In the material below, list every line carrying the string "name".

## Begin Input records

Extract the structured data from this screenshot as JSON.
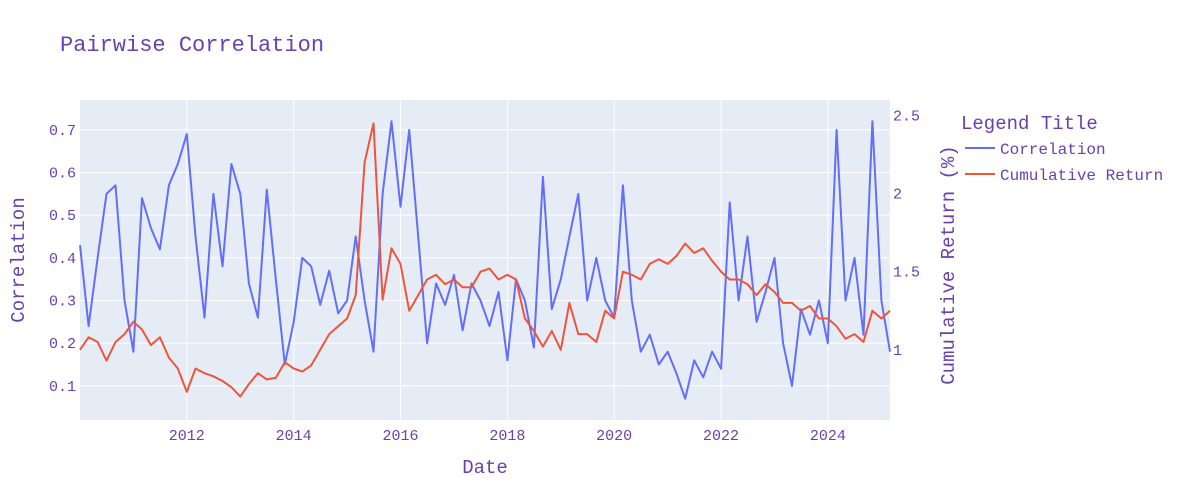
{
  "chart_data": {
    "type": "line",
    "title": "Pairwise Correlation",
    "xlabel": "Date",
    "ylabel": "Correlation",
    "y2label": "Cumulative Return (%)",
    "legend_title": "Legend Title",
    "legend_position": "top-right",
    "grid": true,
    "xlim": [
      "2010-01-01",
      "2025-03-01"
    ],
    "ylim": [
      0.02,
      0.77
    ],
    "y2lim": [
      0.55,
      2.6
    ],
    "x_ticks": [
      "2012",
      "2014",
      "2016",
      "2018",
      "2020",
      "2022",
      "2024"
    ],
    "y_ticks": [
      "0.1",
      "0.2",
      "0.3",
      "0.4",
      "0.5",
      "0.6",
      "0.7"
    ],
    "y2_ticks": [
      "1",
      "1.5",
      "2",
      "2.5"
    ],
    "colors": {
      "plot_bg": "#e5ecf6",
      "grid": "#ffffff",
      "text": "#6a3fb0",
      "correlation": "#636efa",
      "return": "#ef553b"
    },
    "series": [
      {
        "name": "Correlation",
        "axis": "y",
        "x": [
          "2010-01-01",
          "2010-03-01",
          "2010-05-01",
          "2010-07-01",
          "2010-09-01",
          "2010-11-01",
          "2011-01-01",
          "2011-03-01",
          "2011-05-01",
          "2011-07-01",
          "2011-09-01",
          "2011-11-01",
          "2012-01-01",
          "2012-03-01",
          "2012-05-01",
          "2012-07-01",
          "2012-09-01",
          "2012-11-01",
          "2013-01-01",
          "2013-03-01",
          "2013-05-01",
          "2013-07-01",
          "2013-09-01",
          "2013-11-01",
          "2014-01-01",
          "2014-03-01",
          "2014-05-01",
          "2014-07-01",
          "2014-09-01",
          "2014-11-01",
          "2015-01-01",
          "2015-03-01",
          "2015-05-01",
          "2015-07-01",
          "2015-09-01",
          "2015-11-01",
          "2016-01-01",
          "2016-03-01",
          "2016-05-01",
          "2016-07-01",
          "2016-09-01",
          "2016-11-01",
          "2017-01-01",
          "2017-03-01",
          "2017-05-01",
          "2017-07-01",
          "2017-09-01",
          "2017-11-01",
          "2018-01-01",
          "2018-03-01",
          "2018-05-01",
          "2018-07-01",
          "2018-09-01",
          "2018-11-01",
          "2019-01-01",
          "2019-03-01",
          "2019-05-01",
          "2019-07-01",
          "2019-09-01",
          "2019-11-01",
          "2020-01-01",
          "2020-03-01",
          "2020-05-01",
          "2020-07-01",
          "2020-09-01",
          "2020-11-01",
          "2021-01-01",
          "2021-03-01",
          "2021-05-01",
          "2021-07-01",
          "2021-09-01",
          "2021-11-01",
          "2022-01-01",
          "2022-03-01",
          "2022-05-01",
          "2022-07-01",
          "2022-09-01",
          "2022-11-01",
          "2023-01-01",
          "2023-03-01",
          "2023-05-01",
          "2023-07-01",
          "2023-09-01",
          "2023-11-01",
          "2024-01-01",
          "2024-03-01",
          "2024-05-01",
          "2024-07-01",
          "2024-09-01",
          "2024-11-01",
          "2025-01-01",
          "2025-03-01"
        ],
        "values": [
          0.43,
          0.24,
          0.4,
          0.55,
          0.57,
          0.3,
          0.18,
          0.54,
          0.47,
          0.42,
          0.57,
          0.62,
          0.69,
          0.45,
          0.26,
          0.55,
          0.38,
          0.62,
          0.55,
          0.34,
          0.26,
          0.56,
          0.35,
          0.15,
          0.25,
          0.4,
          0.38,
          0.29,
          0.37,
          0.27,
          0.3,
          0.45,
          0.3,
          0.18,
          0.55,
          0.72,
          0.52,
          0.7,
          0.45,
          0.2,
          0.34,
          0.29,
          0.36,
          0.23,
          0.34,
          0.3,
          0.24,
          0.32,
          0.16,
          0.35,
          0.3,
          0.19,
          0.59,
          0.28,
          0.35,
          0.45,
          0.55,
          0.3,
          0.4,
          0.3,
          0.26,
          0.57,
          0.3,
          0.18,
          0.22,
          0.15,
          0.18,
          0.13,
          0.07,
          0.16,
          0.12,
          0.18,
          0.14,
          0.53,
          0.3,
          0.45,
          0.25,
          0.32,
          0.4,
          0.2,
          0.1,
          0.28,
          0.22,
          0.3,
          0.2,
          0.7,
          0.3,
          0.4,
          0.22,
          0.72,
          0.3,
          0.18
        ]
      },
      {
        "name": "Cumulative Return",
        "axis": "y2",
        "x": [
          "2010-01-01",
          "2010-03-01",
          "2010-05-01",
          "2010-07-01",
          "2010-09-01",
          "2010-11-01",
          "2011-01-01",
          "2011-03-01",
          "2011-05-01",
          "2011-07-01",
          "2011-09-01",
          "2011-11-01",
          "2012-01-01",
          "2012-03-01",
          "2012-05-01",
          "2012-07-01",
          "2012-09-01",
          "2012-11-01",
          "2013-01-01",
          "2013-03-01",
          "2013-05-01",
          "2013-07-01",
          "2013-09-01",
          "2013-11-01",
          "2014-01-01",
          "2014-03-01",
          "2014-05-01",
          "2014-07-01",
          "2014-09-01",
          "2014-11-01",
          "2015-01-01",
          "2015-03-01",
          "2015-05-01",
          "2015-07-01",
          "2015-09-01",
          "2015-11-01",
          "2016-01-01",
          "2016-03-01",
          "2016-05-01",
          "2016-07-01",
          "2016-09-01",
          "2016-11-01",
          "2017-01-01",
          "2017-03-01",
          "2017-05-01",
          "2017-07-01",
          "2017-09-01",
          "2017-11-01",
          "2018-01-01",
          "2018-03-01",
          "2018-05-01",
          "2018-07-01",
          "2018-09-01",
          "2018-11-01",
          "2019-01-01",
          "2019-03-01",
          "2019-05-01",
          "2019-07-01",
          "2019-09-01",
          "2019-11-01",
          "2020-01-01",
          "2020-03-01",
          "2020-05-01",
          "2020-07-01",
          "2020-09-01",
          "2020-11-01",
          "2021-01-01",
          "2021-03-01",
          "2021-05-01",
          "2021-07-01",
          "2021-09-01",
          "2021-11-01",
          "2022-01-01",
          "2022-03-01",
          "2022-05-01",
          "2022-07-01",
          "2022-09-01",
          "2022-11-01",
          "2023-01-01",
          "2023-03-01",
          "2023-05-01",
          "2023-07-01",
          "2023-09-01",
          "2023-11-01",
          "2024-01-01",
          "2024-03-01",
          "2024-05-01",
          "2024-07-01",
          "2024-09-01",
          "2024-11-01",
          "2025-01-01",
          "2025-03-01"
        ],
        "values": [
          1.0,
          1.08,
          1.05,
          0.93,
          1.05,
          1.1,
          1.18,
          1.13,
          1.03,
          1.08,
          0.95,
          0.88,
          0.73,
          0.88,
          0.85,
          0.83,
          0.8,
          0.76,
          0.7,
          0.78,
          0.85,
          0.81,
          0.82,
          0.92,
          0.88,
          0.86,
          0.9,
          1.0,
          1.1,
          1.15,
          1.2,
          1.35,
          2.2,
          2.45,
          1.32,
          1.65,
          1.55,
          1.25,
          1.35,
          1.45,
          1.48,
          1.42,
          1.45,
          1.4,
          1.4,
          1.5,
          1.52,
          1.45,
          1.48,
          1.45,
          1.2,
          1.12,
          1.02,
          1.12,
          1.0,
          1.3,
          1.1,
          1.1,
          1.05,
          1.25,
          1.2,
          1.5,
          1.48,
          1.45,
          1.55,
          1.58,
          1.55,
          1.6,
          1.68,
          1.62,
          1.65,
          1.57,
          1.5,
          1.45,
          1.45,
          1.42,
          1.35,
          1.42,
          1.37,
          1.3,
          1.3,
          1.25,
          1.28,
          1.2,
          1.2,
          1.15,
          1.07,
          1.1,
          1.05,
          1.25,
          1.2,
          1.25
        ]
      }
    ]
  }
}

## End Input records

*Task response*
        "name": "Correlation",
        "name": "Cumulative Return",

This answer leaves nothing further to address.